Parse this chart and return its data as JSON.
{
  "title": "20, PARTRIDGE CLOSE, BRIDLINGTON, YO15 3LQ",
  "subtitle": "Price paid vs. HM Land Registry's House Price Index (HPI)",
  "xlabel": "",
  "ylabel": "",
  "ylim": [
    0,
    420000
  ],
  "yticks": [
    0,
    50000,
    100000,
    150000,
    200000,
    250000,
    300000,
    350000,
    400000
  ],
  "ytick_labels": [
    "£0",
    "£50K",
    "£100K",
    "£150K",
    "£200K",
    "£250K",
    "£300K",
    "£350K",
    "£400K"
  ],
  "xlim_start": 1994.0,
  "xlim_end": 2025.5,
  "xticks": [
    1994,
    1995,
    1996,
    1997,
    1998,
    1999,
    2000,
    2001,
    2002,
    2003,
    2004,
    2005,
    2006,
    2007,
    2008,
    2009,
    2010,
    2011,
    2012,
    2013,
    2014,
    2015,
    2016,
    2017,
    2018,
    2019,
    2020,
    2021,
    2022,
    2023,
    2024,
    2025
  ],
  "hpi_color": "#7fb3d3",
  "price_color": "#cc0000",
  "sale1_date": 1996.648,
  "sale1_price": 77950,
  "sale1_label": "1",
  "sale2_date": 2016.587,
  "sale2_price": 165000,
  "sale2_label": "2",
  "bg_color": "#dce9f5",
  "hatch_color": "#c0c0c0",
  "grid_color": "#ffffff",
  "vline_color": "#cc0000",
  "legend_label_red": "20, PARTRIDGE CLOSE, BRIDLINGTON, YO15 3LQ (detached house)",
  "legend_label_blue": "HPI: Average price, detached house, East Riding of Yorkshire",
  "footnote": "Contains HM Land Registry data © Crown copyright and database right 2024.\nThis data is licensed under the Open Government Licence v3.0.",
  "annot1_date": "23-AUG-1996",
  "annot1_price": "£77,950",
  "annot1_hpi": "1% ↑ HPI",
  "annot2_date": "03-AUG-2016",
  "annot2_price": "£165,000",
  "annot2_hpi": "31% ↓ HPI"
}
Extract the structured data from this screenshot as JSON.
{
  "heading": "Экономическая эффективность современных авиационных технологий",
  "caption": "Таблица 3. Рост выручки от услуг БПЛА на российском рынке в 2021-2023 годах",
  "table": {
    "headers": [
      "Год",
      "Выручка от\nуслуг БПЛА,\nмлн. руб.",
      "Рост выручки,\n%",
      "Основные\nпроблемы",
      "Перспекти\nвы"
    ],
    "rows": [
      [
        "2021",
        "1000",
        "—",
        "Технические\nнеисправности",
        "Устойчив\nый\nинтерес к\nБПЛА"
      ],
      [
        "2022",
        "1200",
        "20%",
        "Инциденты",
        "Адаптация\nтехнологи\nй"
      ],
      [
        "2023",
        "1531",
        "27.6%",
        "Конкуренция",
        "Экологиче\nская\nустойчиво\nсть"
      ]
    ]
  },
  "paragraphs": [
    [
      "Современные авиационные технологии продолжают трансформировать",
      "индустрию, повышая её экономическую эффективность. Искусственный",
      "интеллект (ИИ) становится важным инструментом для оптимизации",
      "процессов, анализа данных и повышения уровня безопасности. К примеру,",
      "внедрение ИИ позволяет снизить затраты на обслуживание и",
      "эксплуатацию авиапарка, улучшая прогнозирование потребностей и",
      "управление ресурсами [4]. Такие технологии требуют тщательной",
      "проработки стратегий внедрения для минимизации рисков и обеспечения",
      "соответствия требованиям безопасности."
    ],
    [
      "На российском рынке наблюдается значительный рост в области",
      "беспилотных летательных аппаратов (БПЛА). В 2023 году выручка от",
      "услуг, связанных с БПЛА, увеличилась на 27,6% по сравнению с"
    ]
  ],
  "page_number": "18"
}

> PROBLEM TO SOLVE
Look over the listing above. Pick out and copy every line that includes "Registry".

> OUTPUT FOR THIS TASK
  "subtitle": "Price paid vs. HM Land Registry's House Price Index (HPI)",
  "footnote": "Contains HM Land Registry data © Crown copyright and database right 2024.\nThis data is licensed under the Open Government Licence v3.0.",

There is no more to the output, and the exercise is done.